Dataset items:
<<<<

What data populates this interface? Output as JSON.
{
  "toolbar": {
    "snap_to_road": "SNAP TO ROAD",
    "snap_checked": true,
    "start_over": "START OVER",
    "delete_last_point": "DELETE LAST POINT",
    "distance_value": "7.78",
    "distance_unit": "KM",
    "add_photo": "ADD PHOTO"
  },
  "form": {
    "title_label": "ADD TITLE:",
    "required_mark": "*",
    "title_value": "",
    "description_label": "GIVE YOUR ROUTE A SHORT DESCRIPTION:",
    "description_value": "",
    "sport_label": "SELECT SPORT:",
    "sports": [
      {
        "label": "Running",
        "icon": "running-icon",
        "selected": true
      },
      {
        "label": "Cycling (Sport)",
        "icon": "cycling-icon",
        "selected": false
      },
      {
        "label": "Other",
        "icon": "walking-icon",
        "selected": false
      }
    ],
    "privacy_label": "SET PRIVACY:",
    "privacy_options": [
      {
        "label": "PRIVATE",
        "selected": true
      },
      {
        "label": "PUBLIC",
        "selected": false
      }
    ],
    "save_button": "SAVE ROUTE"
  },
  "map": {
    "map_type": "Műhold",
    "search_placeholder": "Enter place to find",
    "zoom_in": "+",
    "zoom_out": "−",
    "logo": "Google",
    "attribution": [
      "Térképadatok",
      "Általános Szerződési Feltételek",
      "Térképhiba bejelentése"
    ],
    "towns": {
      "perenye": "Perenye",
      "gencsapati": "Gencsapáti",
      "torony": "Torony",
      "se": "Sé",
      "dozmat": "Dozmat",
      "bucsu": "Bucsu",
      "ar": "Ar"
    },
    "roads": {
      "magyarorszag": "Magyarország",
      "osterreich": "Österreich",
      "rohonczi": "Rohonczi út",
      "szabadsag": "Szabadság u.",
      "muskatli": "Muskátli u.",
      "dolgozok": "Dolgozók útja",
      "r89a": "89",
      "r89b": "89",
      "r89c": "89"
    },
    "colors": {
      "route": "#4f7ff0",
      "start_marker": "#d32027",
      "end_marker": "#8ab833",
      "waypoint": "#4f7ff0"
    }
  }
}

>>>>

▸ **Exercise goal**
Select and copy every line of the material that holds the string "icon".

▸ **Exercise response**
        "icon": "running-icon",
        "icon": "cycling-icon",
        "icon": "walking-icon",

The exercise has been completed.